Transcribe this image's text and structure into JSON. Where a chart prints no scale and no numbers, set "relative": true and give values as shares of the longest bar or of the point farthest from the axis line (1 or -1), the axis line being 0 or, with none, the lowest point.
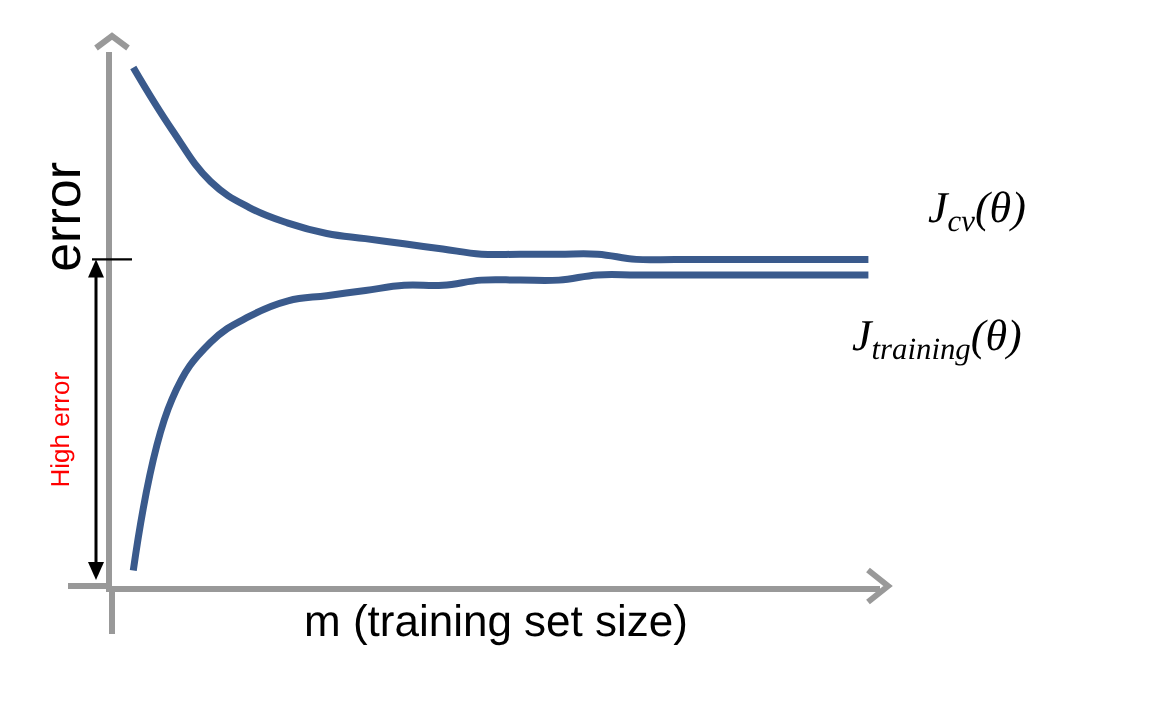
{
  "chart_data": {
    "type": "line",
    "relative": true,
    "ylabel": "error",
    "xlabel": "m (training set size)",
    "categories": [
      null,
      null,
      null,
      null,
      null,
      null,
      null,
      null,
      null,
      null,
      null,
      null,
      null,
      null,
      null,
      null,
      null,
      null,
      null,
      null
    ],
    "series": [
      {
        "name": "J$_{cv}$(θ)",
        "color": "#3a5a8c",
        "values": [
          1,
          0.88,
          0.78,
          0.73,
          0.7,
          0.68,
          0.67,
          0.66,
          0.65,
          0.64,
          0.64,
          0.64,
          0.64,
          0.63,
          0.63,
          0.63,
          0.63,
          0.63,
          0.63,
          0.63
        ]
      },
      {
        "name": "J$_{training}$(θ)",
        "color": "#3a5a8c",
        "values": [
          0.03,
          0.36,
          0.47,
          0.52,
          0.55,
          0.56,
          0.57,
          0.58,
          0.58,
          0.59,
          0.59,
          0.59,
          0.6,
          0.6,
          0.6,
          0.6,
          0.6,
          0.6,
          0.6,
          0.6
        ]
      }
    ],
    "annotations": [
      "High error"
    ],
    "legend": false,
    "grid": false,
    "marker": "none",
    "line_style": "solid"
  }
}
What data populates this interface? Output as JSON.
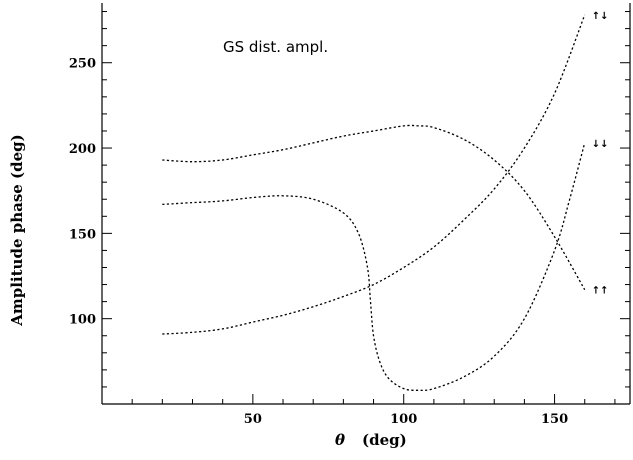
{
  "chart_data": {
    "type": "line",
    "xlabel_symbol": "θ",
    "xlabel_unit": "(deg)",
    "ylabel": "Amplitude phase  (deg)",
    "annotation": "GS dist. ampl.",
    "xlim": [
      0,
      175
    ],
    "ylim": [
      50,
      285
    ],
    "x_major_ticks": [
      50,
      100,
      150
    ],
    "y_major_ticks": [
      100,
      150,
      200,
      250
    ],
    "x_minor_step": 10,
    "y_minor_step": 10,
    "series": [
      {
        "name": "↑↓",
        "x": [
          20,
          30,
          40,
          50,
          60,
          70,
          80,
          90,
          100,
          110,
          120,
          130,
          140,
          150,
          160
        ],
        "y": [
          91,
          92,
          94,
          98,
          102,
          107,
          113,
          120,
          130,
          142,
          158,
          176,
          200,
          232,
          278
        ]
      },
      {
        "name": "↓↓",
        "x": [
          20,
          30,
          40,
          50,
          60,
          70,
          80,
          85,
          88,
          89,
          90,
          92,
          95,
          100,
          105,
          110,
          120,
          130,
          140,
          150,
          155,
          160
        ],
        "y": [
          167,
          168,
          169,
          171,
          172,
          170,
          162,
          150,
          130,
          110,
          90,
          75,
          65,
          59,
          58,
          59,
          66,
          78,
          100,
          140,
          170,
          203
        ]
      },
      {
        "name": "↑↑",
        "x": [
          20,
          30,
          40,
          50,
          60,
          70,
          80,
          90,
          100,
          105,
          110,
          120,
          130,
          140,
          150,
          160
        ],
        "y": [
          193,
          192,
          193,
          196,
          199,
          203,
          207,
          210,
          213,
          213,
          212,
          205,
          193,
          175,
          148,
          117
        ]
      }
    ]
  }
}
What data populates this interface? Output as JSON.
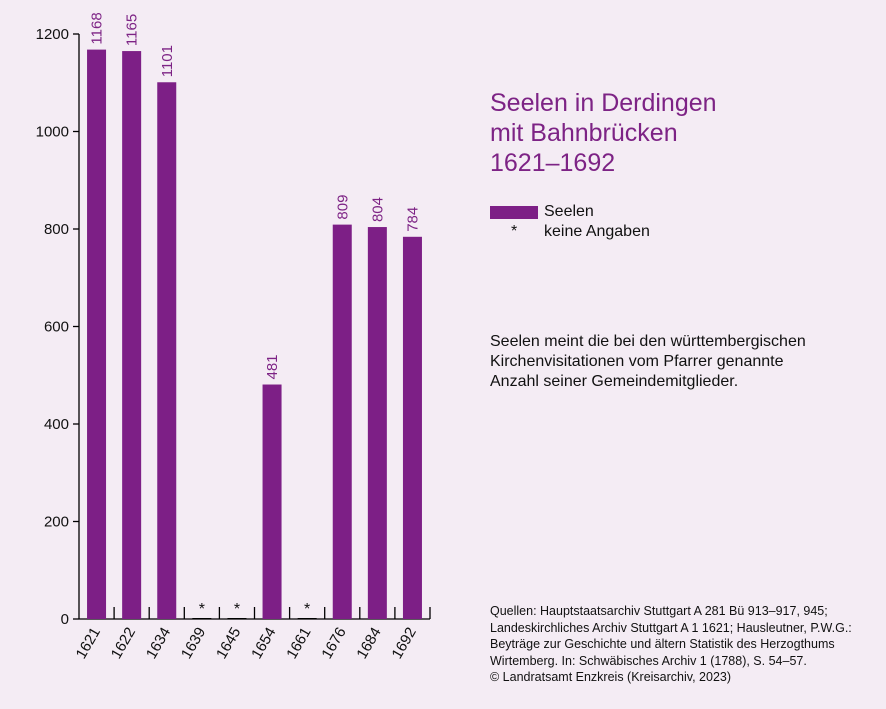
{
  "chart_data": {
    "type": "bar",
    "title": [
      "Seelen in Derdingen",
      "mit Bahnbrücken",
      "1621–1692"
    ],
    "categories": [
      "1621",
      "1622",
      "1634",
      "1639",
      "1645",
      "1654",
      "1661",
      "1676",
      "1684",
      "1692"
    ],
    "series": [
      {
        "name": "Seelen",
        "values": [
          1168,
          1165,
          1101,
          null,
          null,
          481,
          null,
          809,
          804,
          784
        ],
        "labels": [
          "1168",
          "1165",
          "1101",
          "*",
          "*",
          "481",
          "*",
          "809",
          "804",
          "784"
        ]
      }
    ],
    "ylim": [
      0,
      1200
    ],
    "yticks": [
      0,
      200,
      400,
      600,
      800,
      1000,
      1200
    ],
    "grid": false,
    "bar_color": "#7d1f86",
    "label_color": "#7d2385",
    "legend_placement": "right",
    "legend": [
      {
        "symbol": "bar",
        "label": "Seelen"
      },
      {
        "symbol": "*",
        "label": "keine Angaben"
      }
    ]
  },
  "note": [
    "Seelen meint die bei den württembergischen",
    "Kirchenvisitationen vom Pfarrer genannte",
    "Anzahl seiner Gemeindemitglieder."
  ],
  "source": [
    "Quellen: Hauptstaatsarchiv Stuttgart A 281 Bü 913–917, 945;",
    "Landeskirchliches Archiv Stuttgart A 1 1621; Hausleutner, P.W.G.:",
    "Beyträge zur Geschichte und ältern Statistik des Herzogthums",
    "Wirtemberg. In: Schwäbisches Archiv 1 (1788), S. 54–57.",
    "© Landratsamt Enzkreis (Kreisarchiv, 2023)"
  ]
}
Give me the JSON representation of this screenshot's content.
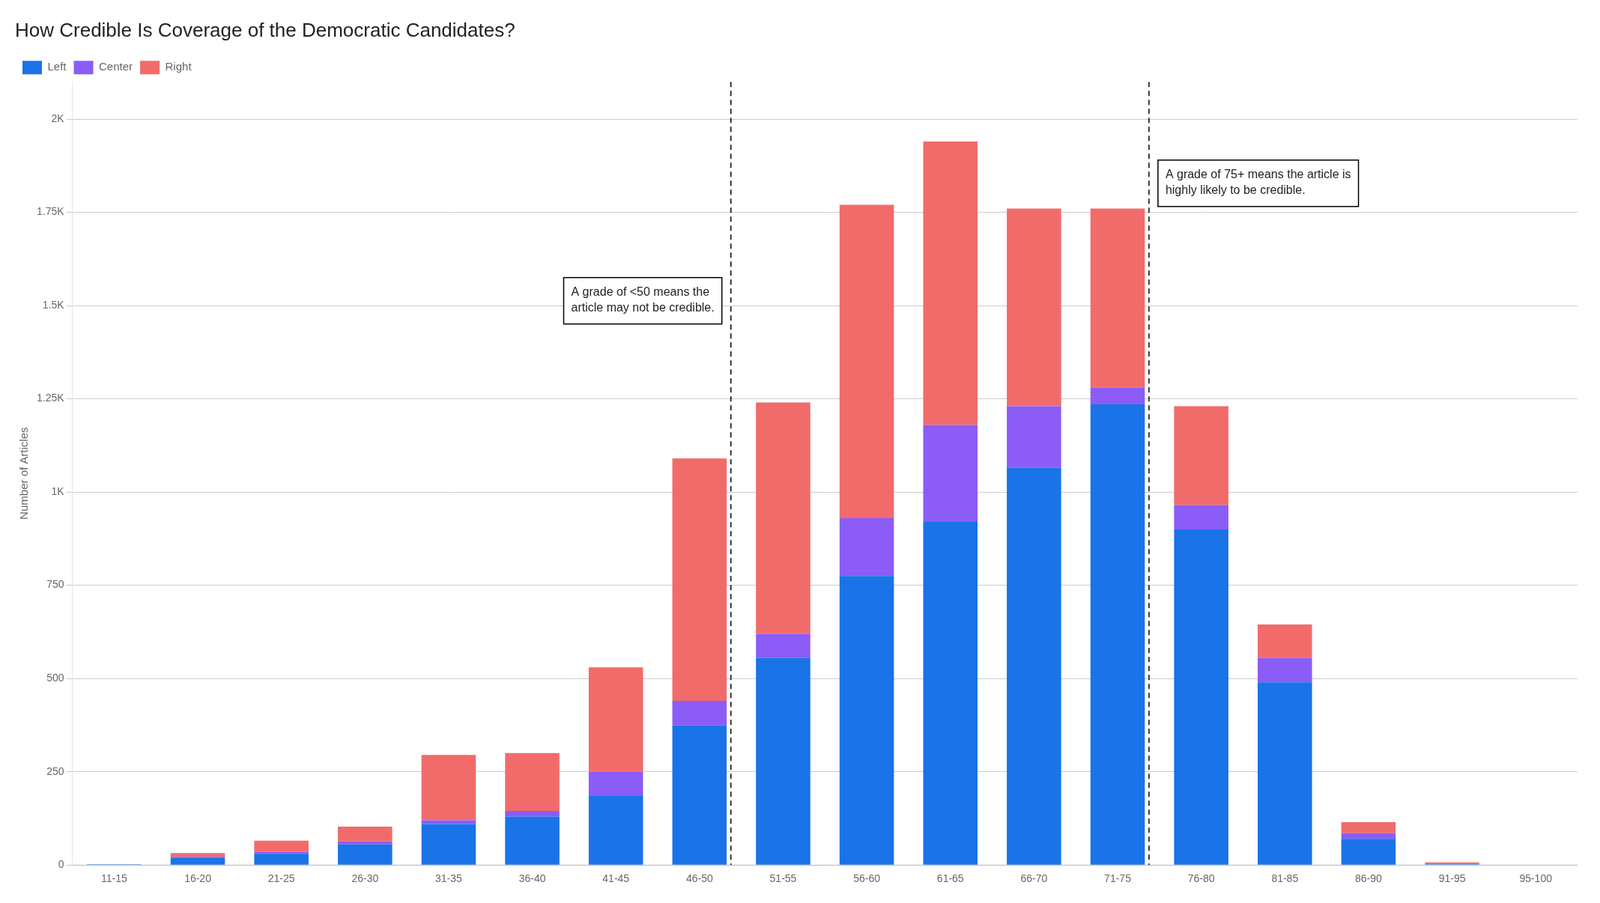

Problem details:
Repeat verbatim all the material, but not the pictures.

Task answer:
Transcribe this image's text and structure into JSON. Where a chart prints no scale and no numbers, set "relative": true and give values as shares of the longest bar or of the point farthest from the axis line (1 or -1), the axis line being 0 or, with none, the lowest point.
{
  "chart_data": {
    "type": "line",
    "relative": true,
    "ylabel": "error",
    "xlabel": "m (training set size)",
    "categories": [
      null,
      null,
      null,
      null,
      null,
      null,
      null,
      null,
      null,
      null,
      null,
      null,
      null,
      null,
      null,
      null,
      null,
      null,
      null,
      null
    ],
    "series": [
      {
        "name": "J$_{cv}$(θ)",
        "color": "#3a5a8c",
        "values": [
          1,
          0.88,
          0.78,
          0.73,
          0.7,
          0.68,
          0.67,
          0.66,
          0.65,
          0.64,
          0.64,
          0.64,
          0.64,
          0.63,
          0.63,
          0.63,
          0.63,
          0.63,
          0.63,
          0.63
        ]
      },
      {
        "name": "J$_{training}$(θ)",
        "color": "#3a5a8c",
        "values": [
          0.03,
          0.36,
          0.47,
          0.52,
          0.55,
          0.56,
          0.57,
          0.58,
          0.58,
          0.59,
          0.59,
          0.59,
          0.6,
          0.6,
          0.6,
          0.6,
          0.6,
          0.6,
          0.6,
          0.6
        ]
      }
    ],
    "annotations": [
      "High error"
    ],
    "legend": false,
    "grid": false,
    "marker": "none",
    "line_style": "solid"
  }
}
What data populates this interface? Output as JSON.
{
  "chart_data": {
    "type": "line",
    "xlabel_symbol": "θ",
    "xlabel_unit": "(deg)",
    "ylabel": "Amplitude phase  (deg)",
    "annotation": "GS dist. ampl.",
    "xlim": [
      0,
      175
    ],
    "ylim": [
      50,
      285
    ],
    "x_major_ticks": [
      50,
      100,
      150
    ],
    "y_major_ticks": [
      100,
      150,
      200,
      250
    ],
    "x_minor_step": 10,
    "y_minor_step": 10,
    "series": [
      {
        "name": "↑↓",
        "x": [
          20,
          30,
          40,
          50,
          60,
          70,
          80,
          90,
          100,
          110,
          120,
          130,
          140,
          150,
          160
        ],
        "y": [
          91,
          92,
          94,
          98,
          102,
          107,
          113,
          120,
          130,
          142,
          158,
          176,
          200,
          232,
          278
        ]
      },
      {
        "name": "↓↓",
        "x": [
          20,
          30,
          40,
          50,
          60,
          70,
          80,
          85,
          88,
          89,
          90,
          92,
          95,
          100,
          105,
          110,
          120,
          130,
          140,
          150,
          155,
          160
        ],
        "y": [
          167,
          168,
          169,
          171,
          172,
          170,
          162,
          150,
          130,
          110,
          90,
          75,
          65,
          59,
          58,
          59,
          66,
          78,
          100,
          140,
          170,
          203
        ]
      },
      {
        "name": "↑↑",
        "x": [
          20,
          30,
          40,
          50,
          60,
          70,
          80,
          90,
          100,
          105,
          110,
          120,
          130,
          140,
          150,
          160
        ],
        "y": [
          193,
          192,
          193,
          196,
          199,
          203,
          207,
          210,
          213,
          213,
          212,
          205,
          193,
          175,
          148,
          117
        ]
      }
    ]
  }
}
What data populates this interface? Output as JSON.
{
  "chart_data": {
    "type": "bar",
    "title": [
      "Seelen in Derdingen",
      "mit Bahnbrücken",
      "1621–1692"
    ],
    "categories": [
      "1621",
      "1622",
      "1634",
      "1639",
      "1645",
      "1654",
      "1661",
      "1676",
      "1684",
      "1692"
    ],
    "series": [
      {
        "name": "Seelen",
        "values": [
          1168,
          1165,
          1101,
          null,
          null,
          481,
          null,
          809,
          804,
          784
        ],
        "labels": [
          "1168",
          "1165",
          "1101",
          "*",
          "*",
          "481",
          "*",
          "809",
          "804",
          "784"
        ]
      }
    ],
    "ylim": [
      0,
      1200
    ],
    "yticks": [
      0,
      200,
      400,
      600,
      800,
      1000,
      1200
    ],
    "grid": false,
    "bar_color": "#7d1f86",
    "label_color": "#7d2385",
    "legend_placement": "right",
    "legend": [
      {
        "symbol": "bar",
        "label": "Seelen"
      },
      {
        "symbol": "*",
        "label": "keine Angaben"
      }
    ]
  },
  "note": [
    "Seelen meint die bei den württembergischen",
    "Kirchenvisitationen vom Pfarrer genannte",
    "Anzahl seiner Gemeindemitglieder."
  ],
  "source": [
    "Quellen: Hauptstaatsarchiv Stuttgart A 281 Bü 913–917, 945;",
    "Landeskirchliches Archiv Stuttgart A 1 1621; Hausleutner, P.W.G.:",
    "Beyträge zur Geschichte und ältern Statistik des Herzogthums",
    "Wirtemberg. In: Schwäbisches Archiv 1 (1788), S. 54–57.",
    "© Landratsamt Enzkreis (Kreisarchiv, 2023)"
  ]
}
Give me the JSON representation of this screenshot's content.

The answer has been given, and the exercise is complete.